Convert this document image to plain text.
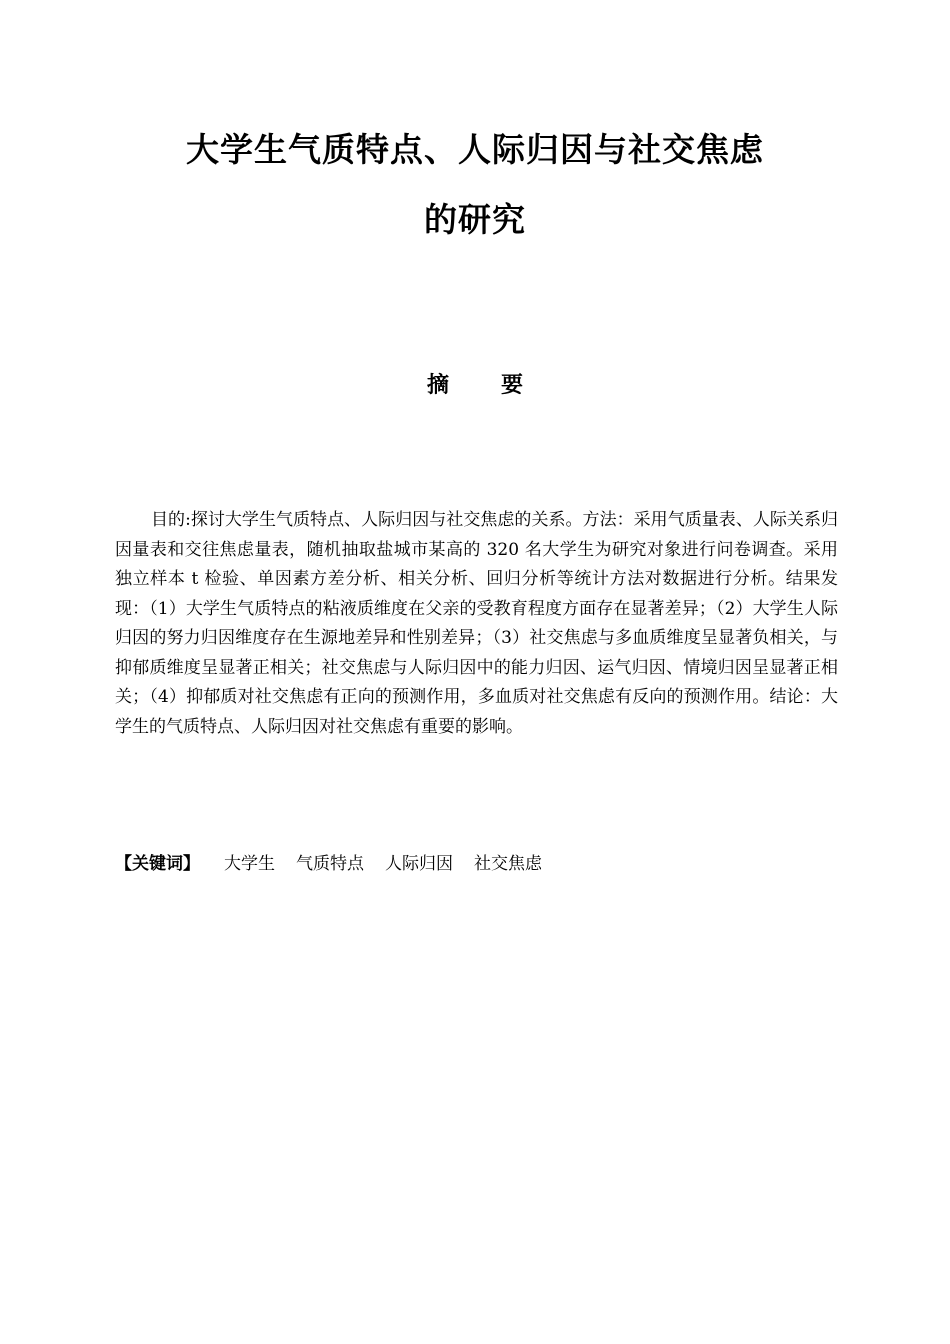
大学生气质特点、人际归因与社交焦虑
的研究
摘 要

目的:探讨大学生气质特点、人际归因与社交焦虑的关系。方法：采用气质量表、人际关系归因量表和交往焦虑量表，随机抽取盐城市某高的 320 名大学生为研究对象进行问卷调查。采用独立样本 t 检验、单因素方差分析、相关分析、回归分析等统计方法对数据进行分析。结果发现：（1）大学生气质特点的粘液质维度在父亲的受教育程度方面存在显著差异；（2）大学生人际归因的努力归因维度存在生源地差异和性别差异；（3）社交焦虑与多血质维度呈显著负相关，与抑郁质维度呈显著正相关；社交焦虑与人际归因中的能力归因、运气归因、情境归因呈显著正相关；（4）抑郁质对社交焦虑有正向的预测作用，多血质对社交焦虑有反向的预测作用。结论：大学生的气质特点、人际归因对社交焦虑有重要的影响。

【关键词】 大学生 气质特点 人际归因 社交焦虑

□ □ □ □ □ □ □

**Work required:**
Set down every record once more, word for word, without pictures.

**Output of the task:**
Convert this document image to plain text.
大学生气质特点、人际归因与社交焦虑
的研究
摘 要

目的:探讨大学生气质特点、人际归因与社交焦虑的关系。方法：采用气质量表、人际关系归因量表和交往焦虑量表，随机抽取盐城市某高的 320 名大学生为研究对象进行问卷调查。采用独立样本 t 检验、单因素方差分析、相关分析、回归分析等统计方法对数据进行分析。结果发现：（1）大学生气质特点的粘液质维度在父亲的受教育程度方面存在显著差异；（2）大学生人际归因的努力归因维度存在生源地差异和性别差异；（3）社交焦虑与多血质维度呈显著负相关，与抑郁质维度呈显著正相关；社交焦虑与人际归因中的能力归因、运气归因、情境归因呈显著正相关；（4）抑郁质对社交焦虑有正向的预测作用，多血质对社交焦虑有反向的预测作用。结论：大学生的气质特点、人际归因对社交焦虑有重要的影响。

【关键词】 大学生 气质特点 人际归因 社交焦虑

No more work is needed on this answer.